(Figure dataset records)
[start]
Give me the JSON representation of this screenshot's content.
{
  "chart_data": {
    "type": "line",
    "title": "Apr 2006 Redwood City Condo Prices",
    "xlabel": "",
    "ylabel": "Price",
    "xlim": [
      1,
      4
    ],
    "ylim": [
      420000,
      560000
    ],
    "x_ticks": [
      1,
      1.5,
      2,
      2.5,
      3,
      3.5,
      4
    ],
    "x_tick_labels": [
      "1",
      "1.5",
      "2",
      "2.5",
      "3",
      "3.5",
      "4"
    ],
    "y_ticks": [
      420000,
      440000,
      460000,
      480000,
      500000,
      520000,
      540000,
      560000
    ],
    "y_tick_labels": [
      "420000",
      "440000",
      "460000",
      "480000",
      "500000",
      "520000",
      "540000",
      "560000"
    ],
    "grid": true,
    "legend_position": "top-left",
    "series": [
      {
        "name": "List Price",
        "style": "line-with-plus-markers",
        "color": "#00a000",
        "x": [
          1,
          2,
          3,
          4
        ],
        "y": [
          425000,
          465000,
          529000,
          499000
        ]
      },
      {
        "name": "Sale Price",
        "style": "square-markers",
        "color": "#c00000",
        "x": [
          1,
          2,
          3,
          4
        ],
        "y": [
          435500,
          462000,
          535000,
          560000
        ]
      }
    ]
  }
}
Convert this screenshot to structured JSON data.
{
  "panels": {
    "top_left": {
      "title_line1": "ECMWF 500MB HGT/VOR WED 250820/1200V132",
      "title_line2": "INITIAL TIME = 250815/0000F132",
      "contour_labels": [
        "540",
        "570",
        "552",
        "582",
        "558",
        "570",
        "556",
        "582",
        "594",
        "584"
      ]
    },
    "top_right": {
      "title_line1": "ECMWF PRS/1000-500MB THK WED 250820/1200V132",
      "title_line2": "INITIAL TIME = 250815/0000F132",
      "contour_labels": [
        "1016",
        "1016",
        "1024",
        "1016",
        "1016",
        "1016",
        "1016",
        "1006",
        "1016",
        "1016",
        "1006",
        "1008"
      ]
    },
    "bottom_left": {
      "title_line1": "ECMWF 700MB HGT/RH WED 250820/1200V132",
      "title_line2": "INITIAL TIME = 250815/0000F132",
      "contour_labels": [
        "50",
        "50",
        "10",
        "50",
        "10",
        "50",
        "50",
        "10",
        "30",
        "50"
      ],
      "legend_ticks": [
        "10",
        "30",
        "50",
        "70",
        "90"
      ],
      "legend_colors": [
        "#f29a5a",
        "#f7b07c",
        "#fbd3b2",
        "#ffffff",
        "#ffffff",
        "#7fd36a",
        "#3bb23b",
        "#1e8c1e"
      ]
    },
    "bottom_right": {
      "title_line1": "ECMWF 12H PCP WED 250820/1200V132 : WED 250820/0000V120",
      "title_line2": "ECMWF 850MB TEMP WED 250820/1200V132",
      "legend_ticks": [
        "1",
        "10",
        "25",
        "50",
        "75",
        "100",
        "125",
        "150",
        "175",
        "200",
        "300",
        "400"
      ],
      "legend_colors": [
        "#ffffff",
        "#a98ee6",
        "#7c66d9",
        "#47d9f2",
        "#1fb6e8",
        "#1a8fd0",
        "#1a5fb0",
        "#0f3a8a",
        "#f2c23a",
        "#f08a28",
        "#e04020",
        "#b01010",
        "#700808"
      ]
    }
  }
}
[end]
> PROMPT:
Give an exact copy of all the data shown above.

> SOLUTION TO THIS PROBLEM:
Give me the JSON representation of this screenshot's content.
{
  "chart_data": {
    "type": "line",
    "title": "Apr 2006 Redwood City Condo Prices",
    "xlabel": "",
    "ylabel": "Price",
    "xlim": [
      1,
      4
    ],
    "ylim": [
      420000,
      560000
    ],
    "x_ticks": [
      1,
      1.5,
      2,
      2.5,
      3,
      3.5,
      4
    ],
    "x_tick_labels": [
      "1",
      "1.5",
      "2",
      "2.5",
      "3",
      "3.5",
      "4"
    ],
    "y_ticks": [
      420000,
      440000,
      460000,
      480000,
      500000,
      520000,
      540000,
      560000
    ],
    "y_tick_labels": [
      "420000",
      "440000",
      "460000",
      "480000",
      "500000",
      "520000",
      "540000",
      "560000"
    ],
    "grid": true,
    "legend_position": "top-left",
    "series": [
      {
        "name": "List Price",
        "style": "line-with-plus-markers",
        "color": "#00a000",
        "x": [
          1,
          2,
          3,
          4
        ],
        "y": [
          425000,
          465000,
          529000,
          499000
        ]
      },
      {
        "name": "Sale Price",
        "style": "square-markers",
        "color": "#c00000",
        "x": [
          1,
          2,
          3,
          4
        ],
        "y": [
          435500,
          462000,
          535000,
          560000
        ]
      }
    ]
  }
}
Convert this screenshot to structured JSON data.
{
  "panels": {
    "top_left": {
      "title_line1": "ECMWF 500MB HGT/VOR WED 250820/1200V132",
      "title_line2": "INITIAL TIME = 250815/0000F132",
      "contour_labels": [
        "540",
        "570",
        "552",
        "582",
        "558",
        "570",
        "556",
        "582",
        "594",
        "584"
      ]
    },
    "top_right": {
      "title_line1": "ECMWF PRS/1000-500MB THK WED 250820/1200V132",
      "title_line2": "INITIAL TIME = 250815/0000F132",
      "contour_labels": [
        "1016",
        "1016",
        "1024",
        "1016",
        "1016",
        "1016",
        "1016",
        "1006",
        "1016",
        "1016",
        "1006",
        "1008"
      ]
    },
    "bottom_left": {
      "title_line1": "ECMWF 700MB HGT/RH WED 250820/1200V132",
      "title_line2": "INITIAL TIME = 250815/0000F132",
      "contour_labels": [
        "50",
        "50",
        "10",
        "50",
        "10",
        "50",
        "50",
        "10",
        "30",
        "50"
      ],
      "legend_ticks": [
        "10",
        "30",
        "50",
        "70",
        "90"
      ],
      "legend_colors": [
        "#f29a5a",
        "#f7b07c",
        "#fbd3b2",
        "#ffffff",
        "#ffffff",
        "#7fd36a",
        "#3bb23b",
        "#1e8c1e"
      ]
    },
    "bottom_right": {
      "title_line1": "ECMWF 12H PCP WED 250820/1200V132 : WED 250820/0000V120",
      "title_line2": "ECMWF 850MB TEMP WED 250820/1200V132",
      "legend_ticks": [
        "1",
        "10",
        "25",
        "50",
        "75",
        "100",
        "125",
        "150",
        "175",
        "200",
        "300",
        "400"
      ],
      "legend_colors": [
        "#ffffff",
        "#a98ee6",
        "#7c66d9",
        "#47d9f2",
        "#1fb6e8",
        "#1a8fd0",
        "#1a5fb0",
        "#0f3a8a",
        "#f2c23a",
        "#f08a28",
        "#e04020",
        "#b01010",
        "#700808"
      ]
    }
  }
}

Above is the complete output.